### What is asked
Each entry below is to be duplicated verbatim.

═════ Dataset entries

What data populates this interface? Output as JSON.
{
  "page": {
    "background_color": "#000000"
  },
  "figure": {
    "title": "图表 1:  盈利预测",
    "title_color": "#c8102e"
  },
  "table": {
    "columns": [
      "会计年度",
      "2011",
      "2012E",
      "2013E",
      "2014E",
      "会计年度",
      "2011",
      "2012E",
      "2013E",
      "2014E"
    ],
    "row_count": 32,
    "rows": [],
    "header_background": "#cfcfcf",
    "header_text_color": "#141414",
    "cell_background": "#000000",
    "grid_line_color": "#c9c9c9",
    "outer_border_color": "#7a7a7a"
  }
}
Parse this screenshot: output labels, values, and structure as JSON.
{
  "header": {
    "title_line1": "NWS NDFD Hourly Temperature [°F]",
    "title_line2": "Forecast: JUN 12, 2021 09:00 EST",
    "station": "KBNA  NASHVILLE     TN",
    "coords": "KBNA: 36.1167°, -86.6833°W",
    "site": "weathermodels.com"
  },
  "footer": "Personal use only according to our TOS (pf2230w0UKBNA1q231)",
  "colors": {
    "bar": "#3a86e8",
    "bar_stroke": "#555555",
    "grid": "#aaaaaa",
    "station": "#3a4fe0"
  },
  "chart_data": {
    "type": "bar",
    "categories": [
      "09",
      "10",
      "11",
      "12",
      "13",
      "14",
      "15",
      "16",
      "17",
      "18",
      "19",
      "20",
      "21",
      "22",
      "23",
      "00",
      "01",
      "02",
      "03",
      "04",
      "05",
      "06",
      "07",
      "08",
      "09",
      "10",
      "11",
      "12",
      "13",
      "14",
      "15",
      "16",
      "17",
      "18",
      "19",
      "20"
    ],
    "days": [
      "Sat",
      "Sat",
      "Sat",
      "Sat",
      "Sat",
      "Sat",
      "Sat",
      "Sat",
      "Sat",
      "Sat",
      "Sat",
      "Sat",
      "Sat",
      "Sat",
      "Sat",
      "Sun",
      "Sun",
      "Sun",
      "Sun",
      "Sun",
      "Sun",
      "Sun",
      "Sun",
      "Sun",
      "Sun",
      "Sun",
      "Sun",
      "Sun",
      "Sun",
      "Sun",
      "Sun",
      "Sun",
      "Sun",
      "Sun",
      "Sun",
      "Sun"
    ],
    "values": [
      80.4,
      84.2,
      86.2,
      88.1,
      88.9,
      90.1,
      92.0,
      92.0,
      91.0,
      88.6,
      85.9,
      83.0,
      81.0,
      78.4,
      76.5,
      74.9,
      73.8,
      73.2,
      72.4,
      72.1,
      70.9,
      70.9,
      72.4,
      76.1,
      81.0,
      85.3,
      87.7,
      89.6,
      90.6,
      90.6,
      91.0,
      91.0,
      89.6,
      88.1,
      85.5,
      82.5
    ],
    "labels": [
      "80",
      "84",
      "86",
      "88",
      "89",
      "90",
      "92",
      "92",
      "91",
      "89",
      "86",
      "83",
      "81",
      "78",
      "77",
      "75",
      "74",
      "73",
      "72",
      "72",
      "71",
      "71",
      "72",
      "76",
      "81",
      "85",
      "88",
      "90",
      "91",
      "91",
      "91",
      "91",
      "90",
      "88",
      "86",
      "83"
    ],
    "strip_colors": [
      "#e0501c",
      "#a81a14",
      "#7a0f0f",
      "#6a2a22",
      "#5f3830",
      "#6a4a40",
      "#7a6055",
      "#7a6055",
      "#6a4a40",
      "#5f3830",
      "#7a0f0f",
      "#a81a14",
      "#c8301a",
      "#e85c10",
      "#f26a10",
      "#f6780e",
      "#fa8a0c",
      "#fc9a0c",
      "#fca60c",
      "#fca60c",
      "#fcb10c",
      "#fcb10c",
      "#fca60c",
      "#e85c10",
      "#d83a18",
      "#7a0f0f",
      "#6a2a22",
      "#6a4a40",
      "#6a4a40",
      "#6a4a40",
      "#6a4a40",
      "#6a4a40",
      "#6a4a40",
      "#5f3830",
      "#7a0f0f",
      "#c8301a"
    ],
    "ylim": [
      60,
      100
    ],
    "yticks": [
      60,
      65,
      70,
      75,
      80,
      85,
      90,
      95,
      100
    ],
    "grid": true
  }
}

══════════

### Expected answer
What data populates this interface? Output as JSON.
{
  "page": {
    "background_color": "#000000"
  },
  "figure": {
    "title": "图表 1:  盈利预测",
    "title_color": "#c8102e"
  },
  "table": {
    "columns": [
      "会计年度",
      "2011",
      "2012E",
      "2013E",
      "2014E",
      "会计年度",
      "2011",
      "2012E",
      "2013E",
      "2014E"
    ],
    "row_count": 32,
    "rows": [],
    "header_background": "#cfcfcf",
    "header_text_color": "#141414",
    "cell_background": "#000000",
    "grid_line_color": "#c9c9c9",
    "outer_border_color": "#7a7a7a"
  }
}
Parse this screenshot: output labels, values, and structure as JSON.
{
  "header": {
    "title_line1": "NWS NDFD Hourly Temperature [°F]",
    "title_line2": "Forecast: JUN 12, 2021 09:00 EST",
    "station": "KBNA  NASHVILLE     TN",
    "coords": "KBNA: 36.1167°, -86.6833°W",
    "site": "weathermodels.com"
  },
  "footer": "Personal use only according to our TOS (pf2230w0UKBNA1q231)",
  "colors": {
    "bar": "#3a86e8",
    "bar_stroke": "#555555",
    "grid": "#aaaaaa",
    "station": "#3a4fe0"
  },
  "chart_data": {
    "type": "bar",
    "categories": [
      "09",
      "10",
      "11",
      "12",
      "13",
      "14",
      "15",
      "16",
      "17",
      "18",
      "19",
      "20",
      "21",
      "22",
      "23",
      "00",
      "01",
      "02",
      "03",
      "04",
      "05",
      "06",
      "07",
      "08",
      "09",
      "10",
      "11",
      "12",
      "13",
      "14",
      "15",
      "16",
      "17",
      "18",
      "19",
      "20"
    ],
    "days": [
      "Sat",
      "Sat",
      "Sat",
      "Sat",
      "Sat",
      "Sat",
      "Sat",
      "Sat",
      "Sat",
      "Sat",
      "Sat",
      "Sat",
      "Sat",
      "Sat",
      "Sat",
      "Sun",
      "Sun",
      "Sun",
      "Sun",
      "Sun",
      "Sun",
      "Sun",
      "Sun",
      "Sun",
      "Sun",
      "Sun",
      "Sun",
      "Sun",
      "Sun",
      "Sun",
      "Sun",
      "Sun",
      "Sun",
      "Sun",
      "Sun",
      "Sun"
    ],
    "values": [
      80.4,
      84.2,
      86.2,
      88.1,
      88.9,
      90.1,
      92.0,
      92.0,
      91.0,
      88.6,
      85.9,
      83.0,
      81.0,
      78.4,
      76.5,
      74.9,
      73.8,
      73.2,
      72.4,
      72.1,
      70.9,
      70.9,
      72.4,
      76.1,
      81.0,
      85.3,
      87.7,
      89.6,
      90.6,
      90.6,
      91.0,
      91.0,
      89.6,
      88.1,
      85.5,
      82.5
    ],
    "labels": [
      "80",
      "84",
      "86",
      "88",
      "89",
      "90",
      "92",
      "92",
      "91",
      "89",
      "86",
      "83",
      "81",
      "78",
      "77",
      "75",
      "74",
      "73",
      "72",
      "72",
      "71",
      "71",
      "72",
      "76",
      "81",
      "85",
      "88",
      "90",
      "91",
      "91",
      "91",
      "91",
      "90",
      "88",
      "86",
      "83"
    ],
    "strip_colors": [
      "#e0501c",
      "#a81a14",
      "#7a0f0f",
      "#6a2a22",
      "#5f3830",
      "#6a4a40",
      "#7a6055",
      "#7a6055",
      "#6a4a40",
      "#5f3830",
      "#7a0f0f",
      "#a81a14",
      "#c8301a",
      "#e85c10",
      "#f26a10",
      "#f6780e",
      "#fa8a0c",
      "#fc9a0c",
      "#fca60c",
      "#fca60c",
      "#fcb10c",
      "#fcb10c",
      "#fca60c",
      "#e85c10",
      "#d83a18",
      "#7a0f0f",
      "#6a2a22",
      "#6a4a40",
      "#6a4a40",
      "#6a4a40",
      "#6a4a40",
      "#6a4a40",
      "#6a4a40",
      "#5f3830",
      "#7a0f0f",
      "#c8301a"
    ],
    "ylim": [
      60,
      100
    ],
    "yticks": [
      60,
      65,
      70,
      75,
      80,
      85,
      90,
      95,
      100
    ],
    "grid": true
  }
}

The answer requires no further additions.